Challenge: Retype every entry word for word.

Data for this task:

(begin)

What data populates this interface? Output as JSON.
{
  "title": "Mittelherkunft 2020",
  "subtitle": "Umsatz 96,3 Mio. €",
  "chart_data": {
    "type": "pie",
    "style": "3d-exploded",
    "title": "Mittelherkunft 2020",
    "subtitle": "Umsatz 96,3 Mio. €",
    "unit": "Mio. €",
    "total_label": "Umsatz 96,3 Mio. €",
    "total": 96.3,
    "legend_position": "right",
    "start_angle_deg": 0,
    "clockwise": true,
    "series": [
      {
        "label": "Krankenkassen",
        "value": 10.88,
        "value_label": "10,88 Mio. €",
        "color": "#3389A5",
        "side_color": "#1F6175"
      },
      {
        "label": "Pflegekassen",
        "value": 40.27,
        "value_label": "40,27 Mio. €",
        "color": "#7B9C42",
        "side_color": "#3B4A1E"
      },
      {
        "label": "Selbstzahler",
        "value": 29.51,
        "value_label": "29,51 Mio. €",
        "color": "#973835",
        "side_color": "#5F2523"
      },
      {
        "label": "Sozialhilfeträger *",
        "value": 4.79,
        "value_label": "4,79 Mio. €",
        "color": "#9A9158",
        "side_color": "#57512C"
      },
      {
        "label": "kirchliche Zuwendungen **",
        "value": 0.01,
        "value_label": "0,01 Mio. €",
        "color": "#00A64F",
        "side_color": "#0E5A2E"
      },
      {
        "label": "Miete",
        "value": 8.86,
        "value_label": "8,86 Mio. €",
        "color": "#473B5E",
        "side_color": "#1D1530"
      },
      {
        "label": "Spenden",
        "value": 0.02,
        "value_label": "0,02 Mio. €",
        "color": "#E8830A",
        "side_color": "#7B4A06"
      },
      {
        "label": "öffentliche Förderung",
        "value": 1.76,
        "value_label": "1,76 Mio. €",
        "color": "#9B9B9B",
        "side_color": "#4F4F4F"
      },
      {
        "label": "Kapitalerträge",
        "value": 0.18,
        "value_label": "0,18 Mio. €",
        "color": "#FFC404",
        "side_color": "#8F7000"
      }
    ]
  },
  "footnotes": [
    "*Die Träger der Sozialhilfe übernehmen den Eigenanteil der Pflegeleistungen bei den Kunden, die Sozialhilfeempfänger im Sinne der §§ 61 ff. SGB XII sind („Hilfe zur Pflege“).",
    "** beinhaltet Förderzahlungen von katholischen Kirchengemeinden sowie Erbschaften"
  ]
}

(end)

Solved exercise:
What data populates this interface? Output as JSON.
{
  "title": "Mittelherkunft 2020",
  "subtitle": "Umsatz 96,3 Mio. €",
  "chart_data": {
    "type": "pie",
    "style": "3d-exploded",
    "title": "Mittelherkunft 2020",
    "subtitle": "Umsatz 96,3 Mio. €",
    "unit": "Mio. €",
    "total_label": "Umsatz 96,3 Mio. €",
    "total": 96.3,
    "legend_position": "right",
    "start_angle_deg": 0,
    "clockwise": true,
    "series": [
      {
        "label": "Krankenkassen",
        "value": 10.88,
        "value_label": "10,88 Mio. €",
        "color": "#3389A5",
        "side_color": "#1F6175"
      },
      {
        "label": "Pflegekassen",
        "value": 40.27,
        "value_label": "40,27 Mio. €",
        "color": "#7B9C42",
        "side_color": "#3B4A1E"
      },
      {
        "label": "Selbstzahler",
        "value": 29.51,
        "value_label": "29,51 Mio. €",
        "color": "#973835",
        "side_color": "#5F2523"
      },
      {
        "label": "Sozialhilfeträger *",
        "value": 4.79,
        "value_label": "4,79 Mio. €",
        "color": "#9A9158",
        "side_color": "#57512C"
      },
      {
        "label": "kirchliche Zuwendungen **",
        "value": 0.01,
        "value_label": "0,01 Mio. €",
        "color": "#00A64F",
        "side_color": "#0E5A2E"
      },
      {
        "label": "Miete",
        "value": 8.86,
        "value_label": "8,86 Mio. €",
        "color": "#473B5E",
        "side_color": "#1D1530"
      },
      {
        "label": "Spenden",
        "value": 0.02,
        "value_label": "0,02 Mio. €",
        "color": "#E8830A",
        "side_color": "#7B4A06"
      },
      {
        "label": "öffentliche Förderung",
        "value": 1.76,
        "value_label": "1,76 Mio. €",
        "color": "#9B9B9B",
        "side_color": "#4F4F4F"
      },
      {
        "label": "Kapitalerträge",
        "value": 0.18,
        "value_label": "0,18 Mio. €",
        "color": "#FFC404",
        "side_color": "#8F7000"
      }
    ]
  },
  "footnotes": [
    "*Die Träger der Sozialhilfe übernehmen den Eigenanteil der Pflegeleistungen bei den Kunden, die Sozialhilfeempfänger im Sinne der §§ 61 ff. SGB XII sind („Hilfe zur Pflege“).",
    "** beinhaltet Förderzahlungen von katholischen Kirchengemeinden sowie Erbschaften"
  ]
}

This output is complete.